Task prompt
All lines holding the string "Market" are to be shown.

Provided data
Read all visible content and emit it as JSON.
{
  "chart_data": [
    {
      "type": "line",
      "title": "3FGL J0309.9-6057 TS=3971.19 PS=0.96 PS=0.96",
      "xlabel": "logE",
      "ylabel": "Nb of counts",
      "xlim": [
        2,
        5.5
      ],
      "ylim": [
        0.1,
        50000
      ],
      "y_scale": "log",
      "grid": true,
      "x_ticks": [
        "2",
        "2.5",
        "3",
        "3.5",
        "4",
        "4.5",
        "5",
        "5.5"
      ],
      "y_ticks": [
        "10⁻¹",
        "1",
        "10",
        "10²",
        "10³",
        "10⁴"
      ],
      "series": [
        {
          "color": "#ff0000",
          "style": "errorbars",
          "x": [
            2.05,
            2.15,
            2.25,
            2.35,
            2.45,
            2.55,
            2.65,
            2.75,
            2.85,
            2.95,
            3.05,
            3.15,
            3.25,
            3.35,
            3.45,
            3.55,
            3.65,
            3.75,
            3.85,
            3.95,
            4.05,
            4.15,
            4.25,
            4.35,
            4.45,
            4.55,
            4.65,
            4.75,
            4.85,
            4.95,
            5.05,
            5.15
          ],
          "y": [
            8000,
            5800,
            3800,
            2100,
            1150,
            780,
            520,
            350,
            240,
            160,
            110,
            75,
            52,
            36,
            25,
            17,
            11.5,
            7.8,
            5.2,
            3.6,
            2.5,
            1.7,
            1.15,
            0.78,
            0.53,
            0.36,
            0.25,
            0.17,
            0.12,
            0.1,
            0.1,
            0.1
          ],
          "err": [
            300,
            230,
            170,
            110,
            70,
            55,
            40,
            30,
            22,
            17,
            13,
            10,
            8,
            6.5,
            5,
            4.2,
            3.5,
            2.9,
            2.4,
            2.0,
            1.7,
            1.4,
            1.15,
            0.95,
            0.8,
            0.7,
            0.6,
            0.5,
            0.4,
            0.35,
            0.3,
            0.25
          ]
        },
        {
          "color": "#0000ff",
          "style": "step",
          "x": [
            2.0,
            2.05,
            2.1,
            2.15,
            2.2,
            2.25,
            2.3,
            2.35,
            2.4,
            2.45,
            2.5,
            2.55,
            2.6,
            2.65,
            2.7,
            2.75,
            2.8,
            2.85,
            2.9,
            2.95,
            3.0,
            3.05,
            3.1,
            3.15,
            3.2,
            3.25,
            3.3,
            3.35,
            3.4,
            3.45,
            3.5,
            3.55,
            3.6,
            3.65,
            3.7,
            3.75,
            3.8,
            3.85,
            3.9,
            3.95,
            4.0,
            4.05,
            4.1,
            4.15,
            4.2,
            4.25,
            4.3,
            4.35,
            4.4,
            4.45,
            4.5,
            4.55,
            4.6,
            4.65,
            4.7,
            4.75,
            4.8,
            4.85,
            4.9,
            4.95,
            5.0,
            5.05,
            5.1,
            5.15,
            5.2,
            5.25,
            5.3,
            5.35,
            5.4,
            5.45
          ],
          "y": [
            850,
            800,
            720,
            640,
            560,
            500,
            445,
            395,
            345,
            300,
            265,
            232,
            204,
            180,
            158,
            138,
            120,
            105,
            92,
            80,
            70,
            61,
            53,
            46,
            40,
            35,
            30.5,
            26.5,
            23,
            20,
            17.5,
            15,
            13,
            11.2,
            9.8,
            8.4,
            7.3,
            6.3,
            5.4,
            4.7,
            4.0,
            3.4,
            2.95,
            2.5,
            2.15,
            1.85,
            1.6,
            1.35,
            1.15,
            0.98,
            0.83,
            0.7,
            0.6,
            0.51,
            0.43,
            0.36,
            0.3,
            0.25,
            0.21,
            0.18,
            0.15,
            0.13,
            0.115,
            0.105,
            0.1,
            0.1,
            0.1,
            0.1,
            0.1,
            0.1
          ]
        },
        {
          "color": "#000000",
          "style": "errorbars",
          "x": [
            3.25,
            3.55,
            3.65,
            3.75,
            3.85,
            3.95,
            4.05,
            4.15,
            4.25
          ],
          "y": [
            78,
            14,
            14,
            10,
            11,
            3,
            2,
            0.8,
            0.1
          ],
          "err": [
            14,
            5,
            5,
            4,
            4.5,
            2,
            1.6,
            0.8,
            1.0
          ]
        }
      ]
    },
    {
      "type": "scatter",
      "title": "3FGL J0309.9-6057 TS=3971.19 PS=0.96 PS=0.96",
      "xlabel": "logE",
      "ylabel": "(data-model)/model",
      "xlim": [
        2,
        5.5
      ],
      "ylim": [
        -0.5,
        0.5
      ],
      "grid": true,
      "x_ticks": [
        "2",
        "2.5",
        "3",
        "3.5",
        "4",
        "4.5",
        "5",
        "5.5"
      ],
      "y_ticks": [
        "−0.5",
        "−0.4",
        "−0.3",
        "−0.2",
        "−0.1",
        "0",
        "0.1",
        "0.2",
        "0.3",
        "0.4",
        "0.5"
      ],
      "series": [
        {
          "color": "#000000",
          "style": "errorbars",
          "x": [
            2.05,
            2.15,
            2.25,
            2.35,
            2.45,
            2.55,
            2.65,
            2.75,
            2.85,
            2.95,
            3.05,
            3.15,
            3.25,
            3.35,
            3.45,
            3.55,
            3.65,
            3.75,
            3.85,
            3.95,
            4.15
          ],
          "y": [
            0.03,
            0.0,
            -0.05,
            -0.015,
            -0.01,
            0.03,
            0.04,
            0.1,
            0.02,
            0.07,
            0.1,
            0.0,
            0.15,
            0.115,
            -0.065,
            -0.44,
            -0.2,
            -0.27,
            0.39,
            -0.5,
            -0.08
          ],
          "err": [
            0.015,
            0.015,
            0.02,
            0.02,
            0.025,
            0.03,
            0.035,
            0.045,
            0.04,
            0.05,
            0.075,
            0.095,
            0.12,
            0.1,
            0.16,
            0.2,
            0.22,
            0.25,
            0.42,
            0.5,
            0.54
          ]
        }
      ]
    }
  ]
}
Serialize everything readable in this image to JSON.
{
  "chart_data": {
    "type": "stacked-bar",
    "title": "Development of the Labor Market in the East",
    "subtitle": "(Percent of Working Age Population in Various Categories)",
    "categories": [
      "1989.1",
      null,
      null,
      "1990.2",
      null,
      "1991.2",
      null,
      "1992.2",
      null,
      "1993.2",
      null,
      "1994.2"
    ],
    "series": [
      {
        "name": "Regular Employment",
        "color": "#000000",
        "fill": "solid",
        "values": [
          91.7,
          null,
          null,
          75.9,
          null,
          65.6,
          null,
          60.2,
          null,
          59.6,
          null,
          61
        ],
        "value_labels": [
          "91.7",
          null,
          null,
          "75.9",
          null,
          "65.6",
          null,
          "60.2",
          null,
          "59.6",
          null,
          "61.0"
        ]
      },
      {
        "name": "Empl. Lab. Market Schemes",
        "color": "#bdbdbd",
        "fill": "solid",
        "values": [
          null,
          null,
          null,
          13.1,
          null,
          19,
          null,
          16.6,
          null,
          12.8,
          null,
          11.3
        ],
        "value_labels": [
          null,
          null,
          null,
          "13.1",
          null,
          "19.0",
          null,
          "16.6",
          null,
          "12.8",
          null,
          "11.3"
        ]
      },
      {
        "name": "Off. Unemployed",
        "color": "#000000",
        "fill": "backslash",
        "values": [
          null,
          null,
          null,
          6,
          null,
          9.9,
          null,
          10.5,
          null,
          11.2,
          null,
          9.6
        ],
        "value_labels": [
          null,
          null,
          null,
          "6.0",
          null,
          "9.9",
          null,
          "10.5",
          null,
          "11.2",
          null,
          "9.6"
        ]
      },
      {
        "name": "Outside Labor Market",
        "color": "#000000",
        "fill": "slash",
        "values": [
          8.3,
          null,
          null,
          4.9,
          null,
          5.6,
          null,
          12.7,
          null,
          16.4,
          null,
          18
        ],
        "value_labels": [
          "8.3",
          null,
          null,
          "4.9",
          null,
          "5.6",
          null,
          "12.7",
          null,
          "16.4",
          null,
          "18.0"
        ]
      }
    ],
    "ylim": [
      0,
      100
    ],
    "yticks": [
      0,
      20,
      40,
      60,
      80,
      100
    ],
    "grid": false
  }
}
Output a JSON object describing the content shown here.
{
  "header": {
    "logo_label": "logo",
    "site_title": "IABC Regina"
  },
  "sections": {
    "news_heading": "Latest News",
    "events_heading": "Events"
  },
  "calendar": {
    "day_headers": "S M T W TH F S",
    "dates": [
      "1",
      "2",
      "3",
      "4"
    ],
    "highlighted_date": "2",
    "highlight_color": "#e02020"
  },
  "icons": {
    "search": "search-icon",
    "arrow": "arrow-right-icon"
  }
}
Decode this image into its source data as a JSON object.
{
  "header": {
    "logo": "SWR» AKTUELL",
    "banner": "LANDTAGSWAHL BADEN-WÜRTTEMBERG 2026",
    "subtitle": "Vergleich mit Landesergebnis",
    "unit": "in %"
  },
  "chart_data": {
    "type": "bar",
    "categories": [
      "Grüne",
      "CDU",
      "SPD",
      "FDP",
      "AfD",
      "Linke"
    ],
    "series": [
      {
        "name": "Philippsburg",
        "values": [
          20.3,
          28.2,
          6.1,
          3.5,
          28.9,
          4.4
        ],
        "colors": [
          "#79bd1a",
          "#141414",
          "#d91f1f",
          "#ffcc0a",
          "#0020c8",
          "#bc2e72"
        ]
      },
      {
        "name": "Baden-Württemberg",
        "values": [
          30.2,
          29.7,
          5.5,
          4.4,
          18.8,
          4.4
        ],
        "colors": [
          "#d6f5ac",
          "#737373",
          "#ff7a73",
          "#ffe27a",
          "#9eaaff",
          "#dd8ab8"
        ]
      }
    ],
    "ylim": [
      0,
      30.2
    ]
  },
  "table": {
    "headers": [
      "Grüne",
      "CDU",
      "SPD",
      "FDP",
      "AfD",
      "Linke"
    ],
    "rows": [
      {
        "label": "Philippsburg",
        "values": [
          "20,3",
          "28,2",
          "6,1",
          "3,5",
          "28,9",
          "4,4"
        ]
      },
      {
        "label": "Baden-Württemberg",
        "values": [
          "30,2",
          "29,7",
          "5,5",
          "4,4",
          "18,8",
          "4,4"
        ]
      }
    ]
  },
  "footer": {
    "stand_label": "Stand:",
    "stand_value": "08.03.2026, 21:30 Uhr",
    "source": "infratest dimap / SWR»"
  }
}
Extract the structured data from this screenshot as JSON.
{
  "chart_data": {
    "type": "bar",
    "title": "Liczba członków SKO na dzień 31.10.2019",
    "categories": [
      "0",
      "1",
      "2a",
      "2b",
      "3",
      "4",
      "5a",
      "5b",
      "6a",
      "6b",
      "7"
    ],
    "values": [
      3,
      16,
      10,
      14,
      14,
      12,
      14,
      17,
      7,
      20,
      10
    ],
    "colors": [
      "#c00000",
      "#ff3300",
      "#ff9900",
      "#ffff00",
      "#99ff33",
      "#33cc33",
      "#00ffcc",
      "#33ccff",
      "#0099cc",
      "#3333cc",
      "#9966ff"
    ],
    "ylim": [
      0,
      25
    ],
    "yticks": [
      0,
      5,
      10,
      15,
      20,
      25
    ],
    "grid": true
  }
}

Answer for this exercise
    "title": "Development of the Labor Market in the East",
        "name": "Empl. Lab. Market Schemes",
        "name": "Outside Labor Market",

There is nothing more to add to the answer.